## Page
○ ○ ○

ClassImp(MPhotonEvent);

using namespace std;

// ==========================================================================

class MyClonesArray : public TClonesArray
{
public:
    TObject **FirstRef() { return fCont; }

    // --------------------------------------------------------------------------
    //
    // This is an extremly optimized version of ExpandCreateFast. It only resets
    // the marker for the last element (fLast) to n-1 and doen't change anything
    // else. This implicitly assumes that the stored objects don't allocate
    // memory. It does not necessarily mean that the slots after fLast
    // are empty (set to 0). This is what is assumed in the TClonesArray.
    // We also don't call Changed() because it would reset Sorted. If the
    // array was sorted before it is also sorted now. You MUST make sure
    // that you only set n in a range for which valid entries have been
    // created before (e.g. by ExpandCreateFast).
    //
    void FastShrink(Int_t n)
    {
        fLast = n - 1;
    }

    // --------------------------------------------------------------------------
    //
    // This is a optimized (faster) version of Delete which deletes consequtive
    // entries from index idx1 to idx2 (both included) and calls their
    // destructor. Note that there is no range checking done!
    //
    void FastRemove(Int_t idx1, Int_t idx2)

○ ○ ○

## Listed records
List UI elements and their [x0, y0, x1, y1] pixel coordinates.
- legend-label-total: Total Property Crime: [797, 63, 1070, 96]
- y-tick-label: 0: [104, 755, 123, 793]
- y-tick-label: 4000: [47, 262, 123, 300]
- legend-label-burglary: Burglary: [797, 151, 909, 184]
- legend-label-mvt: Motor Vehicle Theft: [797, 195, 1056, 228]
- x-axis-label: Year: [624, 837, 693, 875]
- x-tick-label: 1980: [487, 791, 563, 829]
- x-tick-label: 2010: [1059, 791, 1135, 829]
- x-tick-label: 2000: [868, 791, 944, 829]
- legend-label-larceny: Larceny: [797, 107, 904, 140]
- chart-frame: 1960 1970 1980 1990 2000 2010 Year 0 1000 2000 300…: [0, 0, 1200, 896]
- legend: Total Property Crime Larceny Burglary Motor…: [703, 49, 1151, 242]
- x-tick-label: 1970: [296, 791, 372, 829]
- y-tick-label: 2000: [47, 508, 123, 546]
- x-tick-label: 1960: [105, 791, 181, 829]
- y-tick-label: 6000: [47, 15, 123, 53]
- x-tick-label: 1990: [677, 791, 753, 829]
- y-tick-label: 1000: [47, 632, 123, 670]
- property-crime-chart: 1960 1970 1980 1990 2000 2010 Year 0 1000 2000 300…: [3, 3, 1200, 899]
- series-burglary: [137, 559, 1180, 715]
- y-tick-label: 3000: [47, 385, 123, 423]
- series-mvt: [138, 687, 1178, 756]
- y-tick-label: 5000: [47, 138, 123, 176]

○ ○ ○

## Goal
Copy the code excerpt from "class MyClonesArray : public" up to and including "in the TClonesArray.". The records have no connection to the code excerpt.

## Result of the task
class MyClonesArray : public TClonesArray
{
public:
    TObject **FirstRef() { return fCont; }

    // --------------------------------------------------------------------------
    //
    // This is an extremly optimized version of ExpandCreateFast. It only resets
    // the marker for the last element (fLast) to n-1 and doen't change anything
    // else. This implicitly assumes that the stored objects don't allocate
    // memory. It does not necessarily mean that the slots after fLast
    // are empty (set to 0). This is what is assumed in the TClonesArray.